▸ **WHAT THIS EXERCISE ASKS**:
1: List each thing that the passage on capital projects says the writer's models evaluate about capital projects.
2: Using the passage on capital projects, decide whether each statement below agrees with it. Answer yes or no, and quote the words that settle it.
(a) The formal definition of a capital asset sets a specific dollar threshold.
(b) The City of Ashland's Capital Improvement Project Plan covers 20 years of planning.
(c) Capital assets can be sold in the course of daily business.
3: According to the passage on capital projects, what value must equipment or land have for the city of Ashland to count it as a capital asset?

▸ **GIVEN PASSAGE**:
In my career I have built models that evaluate capital projects, their return on investment, payback period, and ultimate priority within the macro picture of the business. Additionally, I have developed metrics that assist in prioritizing which projects get the go ahead, versus those that wait. Such analysis is a challenge because the variables between projects are rarely “apples to apples.” However, choices still need to be made, prioritization is critical, and successful capital programs require detailed study of the systems supported by the proposed projects. The magnitude may sound daunting, but really when broken into steps, the process acts like a preventative maintenance manual for a business’ key systems.
Before we jump to capital improvement projects it helps to first understand the definition of a capital asset. Capital assets consist of plant, property or equipment that hold a useful life greater than one year and are not saleable in the course of daily business. The dollar threshold is not specifically prescribed in the formal definition and can fluctuate between business models.
In Ashland, our city defines capital assets as equipment or land with a value greater than $5K and a useful life greater than one-year1.
Now with capital assets firmly in mind, lets fast forward to capital investment projects (CIP). Not surprisingly, capital investment projects constitute large dollar value, long-term projects, focused on the improvement or expansion of a capital asset. The City of Ashland maintains a Capital Improvement Project Plan that spans 20 years of planning, the first six years with greater financial detail.

▸ **DATA RECORDS**:

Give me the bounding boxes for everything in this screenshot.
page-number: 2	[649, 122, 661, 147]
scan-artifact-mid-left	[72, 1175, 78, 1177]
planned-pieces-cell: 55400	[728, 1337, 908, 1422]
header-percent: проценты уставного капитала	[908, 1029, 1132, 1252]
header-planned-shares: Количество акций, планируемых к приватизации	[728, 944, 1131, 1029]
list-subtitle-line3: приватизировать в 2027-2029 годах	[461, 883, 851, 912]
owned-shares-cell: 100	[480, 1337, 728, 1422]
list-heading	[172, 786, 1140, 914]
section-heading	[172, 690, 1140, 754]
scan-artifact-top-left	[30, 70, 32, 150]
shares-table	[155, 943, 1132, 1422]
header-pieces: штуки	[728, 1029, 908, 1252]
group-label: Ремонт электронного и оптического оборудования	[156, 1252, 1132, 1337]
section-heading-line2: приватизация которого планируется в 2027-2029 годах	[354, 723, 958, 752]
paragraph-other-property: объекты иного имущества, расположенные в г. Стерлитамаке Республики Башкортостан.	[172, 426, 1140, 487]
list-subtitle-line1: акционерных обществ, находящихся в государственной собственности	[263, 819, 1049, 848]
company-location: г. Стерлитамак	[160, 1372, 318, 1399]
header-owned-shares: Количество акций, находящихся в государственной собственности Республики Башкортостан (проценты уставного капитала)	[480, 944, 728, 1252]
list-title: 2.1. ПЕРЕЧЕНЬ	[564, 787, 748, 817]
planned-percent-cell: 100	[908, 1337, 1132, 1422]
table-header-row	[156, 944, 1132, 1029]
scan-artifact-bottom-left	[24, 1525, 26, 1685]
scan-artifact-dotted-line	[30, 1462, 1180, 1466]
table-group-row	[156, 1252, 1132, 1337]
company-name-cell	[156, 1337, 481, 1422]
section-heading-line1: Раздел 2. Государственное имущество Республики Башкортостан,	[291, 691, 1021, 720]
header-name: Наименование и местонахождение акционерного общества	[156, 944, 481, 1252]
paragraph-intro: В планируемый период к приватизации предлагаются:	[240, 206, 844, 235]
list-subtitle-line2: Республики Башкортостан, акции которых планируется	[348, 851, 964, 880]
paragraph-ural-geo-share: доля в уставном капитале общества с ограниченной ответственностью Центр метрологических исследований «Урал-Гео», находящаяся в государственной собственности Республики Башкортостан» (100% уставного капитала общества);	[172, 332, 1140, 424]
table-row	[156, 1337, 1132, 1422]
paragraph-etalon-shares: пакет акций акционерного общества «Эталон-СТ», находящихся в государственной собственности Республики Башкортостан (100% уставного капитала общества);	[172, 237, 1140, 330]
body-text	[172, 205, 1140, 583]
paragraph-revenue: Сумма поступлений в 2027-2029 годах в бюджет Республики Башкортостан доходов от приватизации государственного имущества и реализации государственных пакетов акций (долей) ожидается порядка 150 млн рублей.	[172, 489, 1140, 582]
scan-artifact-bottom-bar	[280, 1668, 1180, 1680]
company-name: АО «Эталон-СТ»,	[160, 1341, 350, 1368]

▸ **ANSWERS BY TASK**:
1:
- Their return on investment
- Their payback period
- Their ultimate priority within the macro picture of the business

2:
(a) No: "The dollar threshold is not specifically prescribed in the formal definition"
(b) Yes: "maintains a Capital Improvement Project Plan that spans 20 years of planning"
(c) No: "are not saleable in the course of daily business"

3: A value greater than $5K.